INSTRUCTION: Lines that contain the string "nadiaferreira" are to be copied; leave out all others.

RECORDED DATA:
___

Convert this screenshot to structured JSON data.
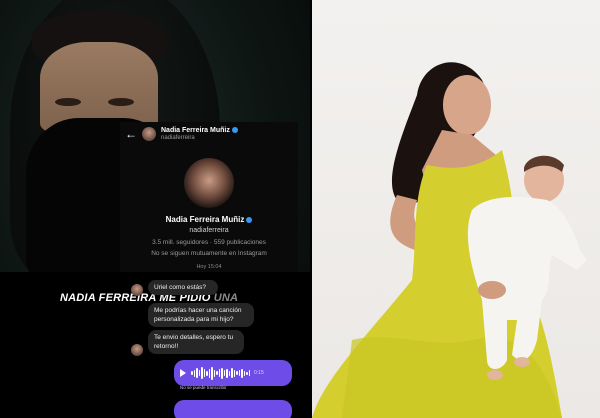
{
  "dm": {
    "header_name": "Nadia Ferreira Muñiz",
    "header_username": "nadiaferreira",
    "profile_name": "Nadia Ferreira Muñiz",
    "profile_username": "nadiaferreira",
    "stats": "3.5 mill. seguidores · 559 publicaciones",
    "mutual": "No se siguen mutuamente en Instagram",
    "time": "Hoy 15:04"
  },
  "overlay": {
    "banner_main": "NADIA FERREIRA ME PIDIÓ ",
    "banner_faded": "UNA"
  },
  "chat": {
    "messages": [
      "Uriel como estás?",
      "Me podrías hacer una canción personalizada para mi hijo?",
      "Te envio detalles, espero tu retorno!!"
    ],
    "voice_duration": "0:15",
    "voice_note": "No se puede transcribir"
  },
  "colors": {
    "voice_bubble": "#6d4ce8",
    "verified": "#3897f0",
    "dress": "#d8d33a"
  }
}
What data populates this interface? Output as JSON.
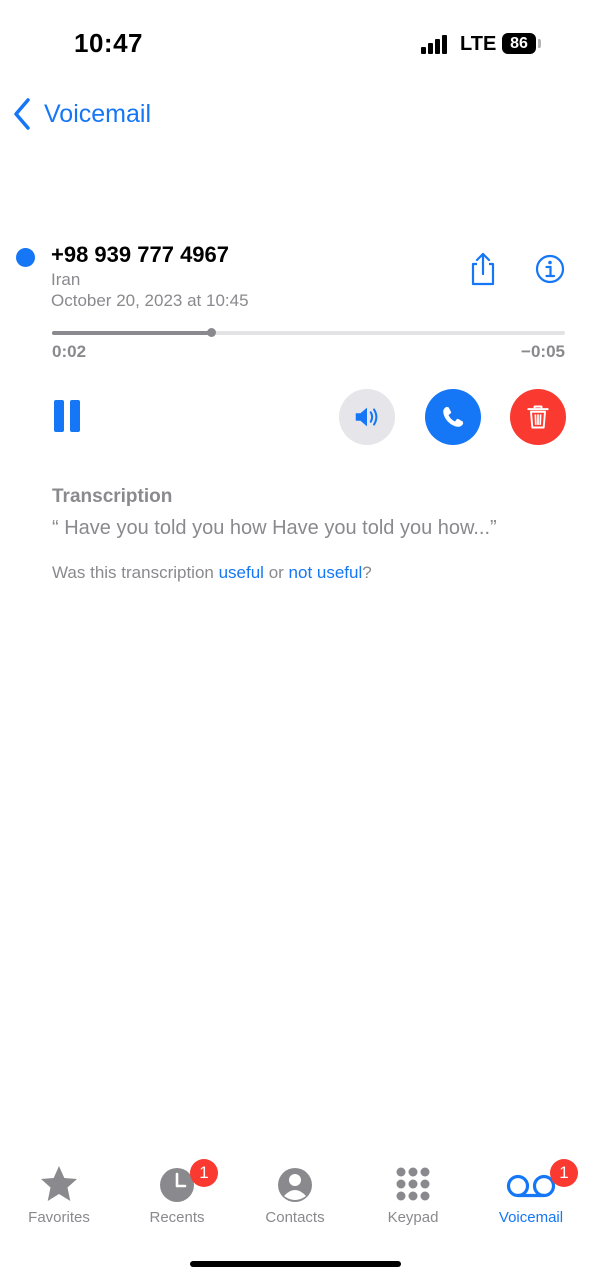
{
  "status_bar": {
    "time": "10:47",
    "network": "LTE",
    "battery": "86"
  },
  "nav": {
    "back_label": "Voicemail"
  },
  "voicemail": {
    "number": "+98 939 777 4967",
    "location": "Iran",
    "date": "October 20, 2023 at 10:45",
    "progress_fraction": 0.31,
    "elapsed": "0:02",
    "remaining": "−0:05"
  },
  "transcription": {
    "heading": "Transcription",
    "text": "“ Have you told you how Have you told you how...”",
    "feedback_prefix": "Was this transcription ",
    "useful": "useful",
    "or": " or ",
    "not_useful": "not useful",
    "suffix": "?"
  },
  "tabs": [
    {
      "label": "Favorites",
      "icon": "star-icon"
    },
    {
      "label": "Recents",
      "icon": "clock-icon",
      "badge": "1"
    },
    {
      "label": "Contacts",
      "icon": "person-icon"
    },
    {
      "label": "Keypad",
      "icon": "keypad-icon"
    },
    {
      "label": "Voicemail",
      "icon": "voicemail-icon",
      "badge": "1",
      "active": true
    }
  ],
  "colors": {
    "accent": "#1577f6",
    "danger": "#fa3a30",
    "secondary_text": "#8a8a8e"
  }
}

___

WRITTEN REPLY:
    "header_username": "nadiaferreira",
    "profile_username": "nadiaferreira",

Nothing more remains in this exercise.